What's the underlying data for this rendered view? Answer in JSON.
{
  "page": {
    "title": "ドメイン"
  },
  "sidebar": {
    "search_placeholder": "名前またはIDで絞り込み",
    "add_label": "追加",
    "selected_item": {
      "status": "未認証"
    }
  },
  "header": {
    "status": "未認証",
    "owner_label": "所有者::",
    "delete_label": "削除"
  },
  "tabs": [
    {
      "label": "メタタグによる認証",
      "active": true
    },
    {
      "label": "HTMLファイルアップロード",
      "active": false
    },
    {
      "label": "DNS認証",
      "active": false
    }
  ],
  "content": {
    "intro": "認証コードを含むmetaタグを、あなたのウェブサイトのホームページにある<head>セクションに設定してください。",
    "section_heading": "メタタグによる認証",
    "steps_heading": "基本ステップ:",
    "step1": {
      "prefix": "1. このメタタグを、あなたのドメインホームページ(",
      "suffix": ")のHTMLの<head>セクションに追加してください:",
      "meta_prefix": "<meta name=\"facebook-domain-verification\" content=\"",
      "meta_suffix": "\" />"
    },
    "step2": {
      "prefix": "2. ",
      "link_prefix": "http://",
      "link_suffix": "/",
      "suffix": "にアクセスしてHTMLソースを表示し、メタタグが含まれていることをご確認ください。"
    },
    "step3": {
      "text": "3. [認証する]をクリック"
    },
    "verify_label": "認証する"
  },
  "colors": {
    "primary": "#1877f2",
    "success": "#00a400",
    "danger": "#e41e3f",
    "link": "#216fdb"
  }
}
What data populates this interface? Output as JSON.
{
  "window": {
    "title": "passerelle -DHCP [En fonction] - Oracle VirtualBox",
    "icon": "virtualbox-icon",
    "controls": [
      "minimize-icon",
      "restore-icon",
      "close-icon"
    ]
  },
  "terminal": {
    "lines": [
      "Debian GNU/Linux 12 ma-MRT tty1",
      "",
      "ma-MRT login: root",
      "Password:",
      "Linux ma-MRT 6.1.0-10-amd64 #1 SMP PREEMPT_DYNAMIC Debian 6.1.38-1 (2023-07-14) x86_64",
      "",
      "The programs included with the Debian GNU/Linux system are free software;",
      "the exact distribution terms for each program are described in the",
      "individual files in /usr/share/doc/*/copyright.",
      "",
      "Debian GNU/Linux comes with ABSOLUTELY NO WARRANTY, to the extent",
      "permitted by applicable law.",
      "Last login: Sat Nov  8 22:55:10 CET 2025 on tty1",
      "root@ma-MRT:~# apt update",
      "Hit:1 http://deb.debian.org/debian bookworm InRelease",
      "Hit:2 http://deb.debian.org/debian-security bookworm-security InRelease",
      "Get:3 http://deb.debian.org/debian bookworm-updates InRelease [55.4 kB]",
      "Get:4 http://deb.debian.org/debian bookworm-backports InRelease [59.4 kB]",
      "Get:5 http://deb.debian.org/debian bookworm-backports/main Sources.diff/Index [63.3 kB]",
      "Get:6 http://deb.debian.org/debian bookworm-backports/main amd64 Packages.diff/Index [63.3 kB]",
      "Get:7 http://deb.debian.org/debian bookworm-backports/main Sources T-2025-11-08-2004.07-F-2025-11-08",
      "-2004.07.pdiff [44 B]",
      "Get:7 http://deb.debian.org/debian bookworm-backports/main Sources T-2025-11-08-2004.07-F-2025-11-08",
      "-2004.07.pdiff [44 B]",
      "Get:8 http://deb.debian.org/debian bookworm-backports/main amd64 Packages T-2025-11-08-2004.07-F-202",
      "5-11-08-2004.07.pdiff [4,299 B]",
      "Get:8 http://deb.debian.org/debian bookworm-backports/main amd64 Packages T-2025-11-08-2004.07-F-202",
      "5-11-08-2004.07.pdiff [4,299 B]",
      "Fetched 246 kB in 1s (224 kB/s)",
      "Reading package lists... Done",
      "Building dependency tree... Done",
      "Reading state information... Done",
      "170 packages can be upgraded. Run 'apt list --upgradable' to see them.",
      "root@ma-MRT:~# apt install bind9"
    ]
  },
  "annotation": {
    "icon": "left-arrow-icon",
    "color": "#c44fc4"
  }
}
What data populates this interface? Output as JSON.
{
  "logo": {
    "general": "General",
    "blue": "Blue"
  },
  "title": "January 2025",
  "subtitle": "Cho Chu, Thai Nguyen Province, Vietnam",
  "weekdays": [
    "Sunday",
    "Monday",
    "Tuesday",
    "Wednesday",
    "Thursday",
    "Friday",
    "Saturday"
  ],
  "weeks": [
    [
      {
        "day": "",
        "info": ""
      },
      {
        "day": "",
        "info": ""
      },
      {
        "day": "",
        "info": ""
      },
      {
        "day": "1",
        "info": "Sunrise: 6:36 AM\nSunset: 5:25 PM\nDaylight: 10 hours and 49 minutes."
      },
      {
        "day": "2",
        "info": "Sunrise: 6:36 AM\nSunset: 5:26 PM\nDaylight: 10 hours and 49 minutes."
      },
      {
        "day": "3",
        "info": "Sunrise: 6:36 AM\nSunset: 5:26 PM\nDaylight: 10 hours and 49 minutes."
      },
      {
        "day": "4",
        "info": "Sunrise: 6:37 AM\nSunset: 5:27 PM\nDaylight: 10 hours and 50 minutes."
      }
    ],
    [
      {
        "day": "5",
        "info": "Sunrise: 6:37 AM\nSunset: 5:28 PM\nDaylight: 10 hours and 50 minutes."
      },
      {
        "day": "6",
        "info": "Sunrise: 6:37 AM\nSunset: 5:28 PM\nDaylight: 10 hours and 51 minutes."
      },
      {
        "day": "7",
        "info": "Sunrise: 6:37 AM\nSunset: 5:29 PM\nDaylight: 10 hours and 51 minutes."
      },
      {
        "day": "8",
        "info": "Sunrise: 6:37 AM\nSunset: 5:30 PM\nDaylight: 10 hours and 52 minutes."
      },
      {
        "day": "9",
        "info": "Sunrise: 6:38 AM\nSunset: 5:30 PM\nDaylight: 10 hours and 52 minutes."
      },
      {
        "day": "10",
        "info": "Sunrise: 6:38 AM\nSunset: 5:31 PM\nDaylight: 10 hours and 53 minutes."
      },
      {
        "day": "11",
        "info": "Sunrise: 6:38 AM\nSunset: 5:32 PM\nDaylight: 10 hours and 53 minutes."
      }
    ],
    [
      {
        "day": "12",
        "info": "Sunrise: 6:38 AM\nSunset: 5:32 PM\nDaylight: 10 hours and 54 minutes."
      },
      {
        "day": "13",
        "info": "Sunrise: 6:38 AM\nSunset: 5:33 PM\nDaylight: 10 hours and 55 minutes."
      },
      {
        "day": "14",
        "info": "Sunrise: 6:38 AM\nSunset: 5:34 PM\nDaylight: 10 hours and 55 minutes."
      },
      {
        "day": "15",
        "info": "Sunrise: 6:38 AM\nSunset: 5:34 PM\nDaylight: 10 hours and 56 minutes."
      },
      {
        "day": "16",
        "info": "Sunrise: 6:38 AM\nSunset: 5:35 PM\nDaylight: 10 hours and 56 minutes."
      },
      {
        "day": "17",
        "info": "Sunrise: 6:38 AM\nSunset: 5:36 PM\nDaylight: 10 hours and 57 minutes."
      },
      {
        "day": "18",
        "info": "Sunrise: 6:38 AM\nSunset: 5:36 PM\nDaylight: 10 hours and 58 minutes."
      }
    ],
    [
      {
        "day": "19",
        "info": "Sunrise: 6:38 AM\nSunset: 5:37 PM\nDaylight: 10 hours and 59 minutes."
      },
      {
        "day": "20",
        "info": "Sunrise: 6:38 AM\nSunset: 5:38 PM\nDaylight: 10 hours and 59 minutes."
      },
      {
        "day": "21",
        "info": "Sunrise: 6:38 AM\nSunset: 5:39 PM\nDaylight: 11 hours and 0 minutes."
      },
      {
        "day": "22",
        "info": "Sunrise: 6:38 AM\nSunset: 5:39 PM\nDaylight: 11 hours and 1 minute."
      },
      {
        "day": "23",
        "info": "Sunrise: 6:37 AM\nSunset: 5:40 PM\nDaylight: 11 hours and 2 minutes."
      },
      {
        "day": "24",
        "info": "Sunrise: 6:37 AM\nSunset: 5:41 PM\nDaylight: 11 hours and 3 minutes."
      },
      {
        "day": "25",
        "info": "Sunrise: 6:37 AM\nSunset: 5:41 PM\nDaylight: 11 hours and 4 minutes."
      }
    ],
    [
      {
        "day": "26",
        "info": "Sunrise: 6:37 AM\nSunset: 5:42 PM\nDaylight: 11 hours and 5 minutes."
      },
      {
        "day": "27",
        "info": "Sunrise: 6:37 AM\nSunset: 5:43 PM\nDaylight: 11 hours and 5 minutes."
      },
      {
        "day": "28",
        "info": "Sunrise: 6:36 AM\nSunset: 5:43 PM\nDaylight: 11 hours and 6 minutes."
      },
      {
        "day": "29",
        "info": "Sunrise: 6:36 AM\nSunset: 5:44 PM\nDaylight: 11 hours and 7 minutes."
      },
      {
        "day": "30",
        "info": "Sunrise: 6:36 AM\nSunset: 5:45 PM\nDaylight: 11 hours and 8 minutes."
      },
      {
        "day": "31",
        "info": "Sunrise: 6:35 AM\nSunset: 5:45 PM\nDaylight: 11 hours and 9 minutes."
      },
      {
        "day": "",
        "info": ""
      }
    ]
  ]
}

* * * *

→ Request: Each line that holds the word "root" should be extracted from the records.

→ Solution for this exercise:
      "ma-MRT login: root",
      "root@ma-MRT:~# apt update",
      "root@ma-MRT:~# apt install bind9"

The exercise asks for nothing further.